Begin at the line with "Transcribe this image's" and output every line through the end of the records, exactly as given. Omit pictures.

# # # #

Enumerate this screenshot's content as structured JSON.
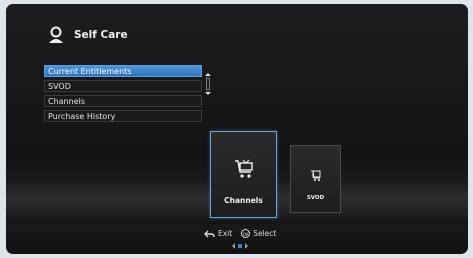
{
  "header": {
    "title": "Self Care",
    "icon": "user-icon"
  },
  "menu": {
    "items": [
      {
        "label": "Current Entitlements",
        "active": true
      },
      {
        "label": "SVOD",
        "active": false
      },
      {
        "label": "Channels",
        "active": false
      },
      {
        "label": "Purchase History",
        "active": false
      }
    ]
  },
  "cards": [
    {
      "label": "Channels",
      "icon": "tv-cart-icon",
      "selected": true
    },
    {
      "label": "SVOD",
      "icon": "film-cart-icon",
      "selected": false
    }
  ],
  "footer": {
    "exit_label": "Exit",
    "select_label": "Select",
    "ok_text": "OK"
  },
  "colors": {
    "accent": "#3a82c9",
    "background": "#161618",
    "text": "#f2f2f2"
  }
}
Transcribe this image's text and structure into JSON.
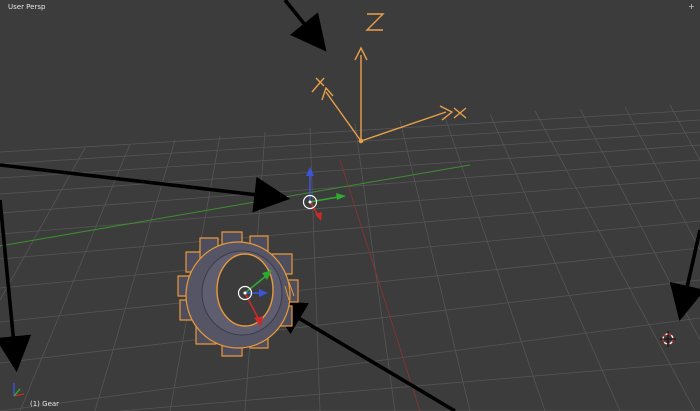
{
  "viewport": {
    "view_name": "User Persp",
    "active_object": "(1) Gear",
    "corner_widget_icon": "split-view-icon",
    "background_color": "#3c3c3c",
    "grid_color": "#555555",
    "x_axis_color": "#8b3434",
    "y_axis_color": "#3c8f2f",
    "selection_color": "#e89a3a",
    "camera_color": "#e8a04a"
  },
  "scene": {
    "camera_axis_label": "Z",
    "arrows_icon": "pointer-arrow-icon",
    "gear_icon": "gear-mesh-icon",
    "cursor_icon": "3d-cursor-icon"
  }
}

# # # #

= ANSWER TO THE PROBLEM =
Transcribe this image's text and structure into JSON.
{
  "viewport": {
    "view_name": "User Persp",
    "active_object": "(1) Gear",
    "corner_widget_icon": "split-view-icon",
    "background_color": "#3c3c3c",
    "grid_color": "#555555",
    "x_axis_color": "#8b3434",
    "y_axis_color": "#3c8f2f",
    "selection_color": "#e89a3a",
    "camera_color": "#e8a04a"
  },
  "scene": {
    "camera_axis_label": "Z",
    "arrows_icon": "pointer-arrow-icon",
    "gear_icon": "gear-mesh-icon",
    "cursor_icon": "3d-cursor-icon"
  }
}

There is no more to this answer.